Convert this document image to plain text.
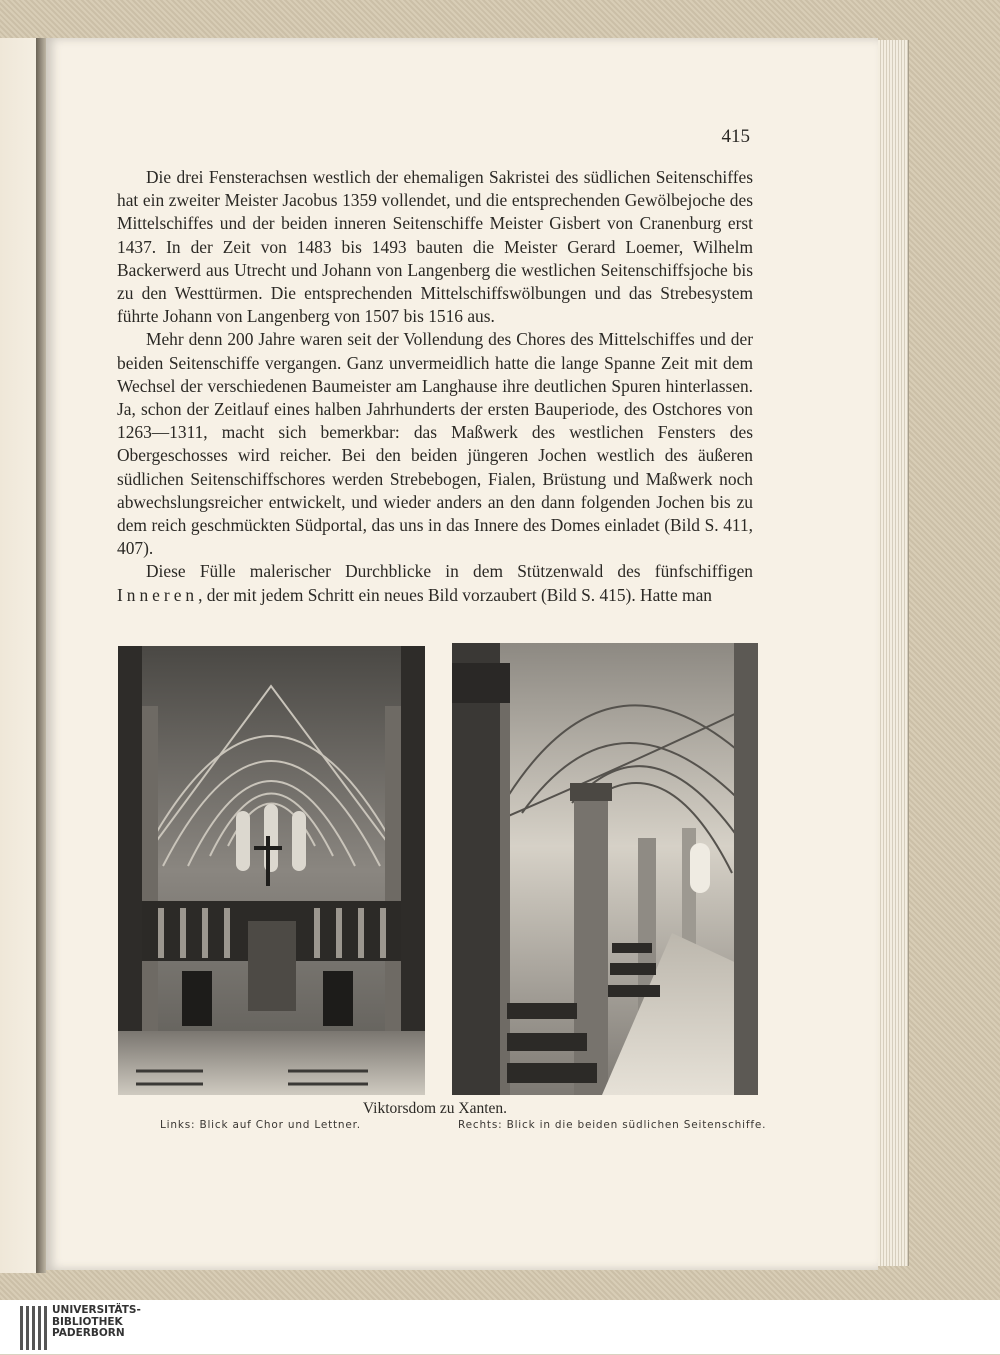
415

Die drei Fensterachsen westlich der ehemaligen Sakristei des südlichen Seitenschiffes hat ein zweiter Meister Jacobus 1359 vollendet, und die entsprechenden Gewölbejoche des Mittelschiffes und der beiden inneren Seitenschiffe Meister Gisbert von Cranenburg erst 1437. In der Zeit von 1483 bis 1493 bauten die Meister Gerard Loemer, Wilhelm Backerwerd aus Utrecht und Johann von Langenberg die westlichen Seitenschiffsjoche bis zu den Westtürmen. Die entsprechenden Mittelschiffswölbungen und das Strebesystem führte Johann von Langenberg von 1507 bis 1516 aus.

Mehr denn 200 Jahre waren seit der Vollendung des Chores des Mittelschiffes und der beiden Seitenschiffe vergangen. Ganz unvermeidlich hatte die lange Spanne Zeit mit dem Wechsel der verschiedenen Baumeister am Langhause ihre deutlichen Spuren hinterlassen. Ja, schon der Zeitlauf eines halben Jahrhunderts der ersten Bauperiode, des Ostchores von 1263—1311, macht sich bemerkbar: das Maßwerk des westlichen Fensters des Obergeschosses wird reicher. Bei den beiden jüngeren Jochen westlich des äußeren südlichen Seitenschiffschores werden Strebebogen, Fialen, Brüstung und Maßwerk noch abwechslungsreicher entwickelt, und wieder anders an den dann folgenden Jochen bis zu dem reich geschmückten Südportal, das uns in das Innere des Domes einladet (Bild S. 411, 407).

Diese Fülle malerischer Durchblicke in dem Stützenwald des fünfschiffigen Inneren, der mit jedem Schritt ein neues Bild vorzaubert (Bild S. 415). Hatte man

Viktorsdom zu Xanten.
Links: Blick auf Chor und Lettner.	Rechts: Blick in die beiden südlichen Seitenschiffe.
UNIVERSITÄTS-
BIBLIOTHEK
PADERBORN
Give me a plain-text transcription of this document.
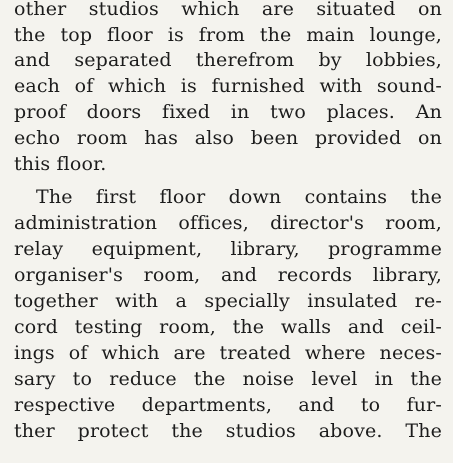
other studios which are situated on
the top floor is from the main lounge,
and separated therefrom by lobbies,
each of which is furnished with sound-
proof doors fixed in two places. An
echo room has also been provided on
this floor.
The first floor down contains the
administration offices, director's room,
relay equipment, library, programme
organiser's room, and records library,
together with a specially insulated re-
cord testing room, the walls and ceil-
ings of which are treated where neces-
sary to reduce the noise level in the
respective departments, and to fur-
ther protect the studios above. The
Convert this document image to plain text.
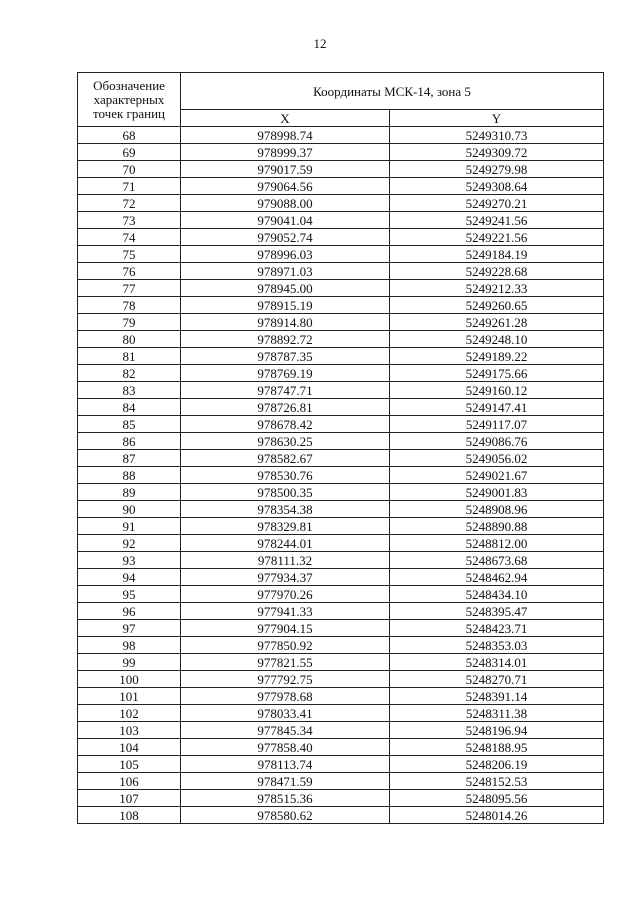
12
Обозначение характерных точек границ	Координаты МСК-14, зона 5	
	X	Y
68	978998.74	5249310.73
69	978999.37	5249309.72
70	979017.59	5249279.98
71	979064.56	5249308.64
72	979088.00	5249270.21
73	979041.04	5249241.56
74	979052.74	5249221.56
75	978996.03	5249184.19
76	978971.03	5249228.68
77	978945.00	5249212.33
78	978915.19	5249260.65
79	978914.80	5249261.28
80	978892.72	5249248.10
81	978787.35	5249189.22
82	978769.19	5249175.66
83	978747.71	5249160.12
84	978726.81	5249147.41
85	978678.42	5249117.07
86	978630.25	5249086.76
87	978582.67	5249056.02
88	978530.76	5249021.67
89	978500.35	5249001.83
90	978354.38	5248908.96
91	978329.81	5248890.88
92	978244.01	5248812.00
93	978111.32	5248673.68
94	977934.37	5248462.94
95	977970.26	5248434.10
96	977941.33	5248395.47
97	977904.15	5248423.71
98	977850.92	5248353.03
99	977821.55	5248314.01
100	977792.75	5248270.71
101	977978.68	5248391.14
102	978033.41	5248311.38
103	977845.34	5248196.94
104	977858.40	5248188.95
105	978113.74	5248206.19
106	978471.59	5248152.53
107	978515.36	5248095.56
108	978580.62	5248014.26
++++++++++
PROBLEM DESCRIPTION:
Copy each line in full and exactly, omitting any picture.

COMPLETED TASK:
Convert this document image to plain text.
415

Die drei Fensterachsen westlich der ehemaligen Sakristei des südlichen Seitenschiffes hat ein zweiter Meister Jacobus 1359 vollendet, und die entsprechenden Gewölbejoche des Mittelschiffes und der beiden inneren Seitenschiffe Meister Gisbert von Cranenburg erst 1437. In der Zeit von 1483 bis 1493 bauten die Meister Gerard Loemer, Wilhelm Backerwerd aus Utrecht und Johann von Langenberg die westlichen Seitenschiffsjoche bis zu den Westtürmen. Die entsprechenden Mittelschiffswölbungen und das Strebesystem führte Johann von Langenberg von 1507 bis 1516 aus.

Mehr denn 200 Jahre waren seit der Vollendung des Chores des Mittelschiffes und der beiden Seitenschiffe vergangen. Ganz unvermeidlich hatte die lange Spanne Zeit mit dem Wechsel der verschiedenen Baumeister am Langhause ihre deutlichen Spuren hinterlassen. Ja, schon der Zeitlauf eines halben Jahrhunderts der ersten Bauperiode, des Ostchores von 1263—1311, macht sich bemerkbar: das Maßwerk des westlichen Fensters des Obergeschosses wird reicher. Bei den beiden jüngeren Jochen westlich des äußeren südlichen Seitenschiffschores werden Strebebogen, Fialen, Brüstung und Maßwerk noch abwechslungsreicher entwickelt, und wieder anders an den dann folgenden Jochen bis zu dem reich geschmückten Südportal, das uns in das Innere des Domes einladet (Bild S. 411, 407).

Diese Fülle malerischer Durchblicke in dem Stützenwald des fünfschiffigen Inneren, der mit jedem Schritt ein neues Bild vorzaubert (Bild S. 415). Hatte man

Viktorsdom zu Xanten.
Links: Blick auf Chor und Lettner.	Rechts: Blick in die beiden südlichen Seitenschiffe.
UNIVERSITÄTS-
BIBLIOTHEK
PADERBORN
Give me a plain-text transcription of this document.
other studios which are situated on
the top floor is from the main lounge,
and separated therefrom by lobbies,
each of which is furnished with sound-
proof doors fixed in two places. An
echo room has also been provided on
this floor.
The first floor down contains the
administration offices, director's room,
relay equipment, library, programme
organiser's room, and records library,
together with a specially insulated re-
cord testing room, the walls and ceil-
ings of which are treated where neces-
sary to reduce the noise level in the
respective departments, and to fur-
ther protect the studios above. The
Convert this document image to plain text.
12
Обозначение характерных точек границ	Координаты МСК-14, зона 5	
	X	Y
68	978998.74	5249310.73
69	978999.37	5249309.72
70	979017.59	5249279.98
71	979064.56	5249308.64
72	979088.00	5249270.21
73	979041.04	5249241.56
74	979052.74	5249221.56
75	978996.03	5249184.19
76	978971.03	5249228.68
77	978945.00	5249212.33
78	978915.19	5249260.65
79	978914.80	5249261.28
80	978892.72	5249248.10
81	978787.35	5249189.22
82	978769.19	5249175.66
83	978747.71	5249160.12
84	978726.81	5249147.41
85	978678.42	5249117.07
86	978630.25	5249086.76
87	978582.67	5249056.02
88	978530.76	5249021.67
89	978500.35	5249001.83
90	978354.38	5248908.96
91	978329.81	5248890.88
92	978244.01	5248812.00
93	978111.32	5248673.68
94	977934.37	5248462.94
95	977970.26	5248434.10
96	977941.33	5248395.47
97	977904.15	5248423.71
98	977850.92	5248353.03
99	977821.55	5248314.01
100	977792.75	5248270.71
101	977978.68	5248391.14
102	978033.41	5248311.38
103	977845.34	5248196.94
104	977858.40	5248188.95
105	978113.74	5248206.19
106	978471.59	5248152.53
107	978515.36	5248095.56
108	978580.62	5248014.26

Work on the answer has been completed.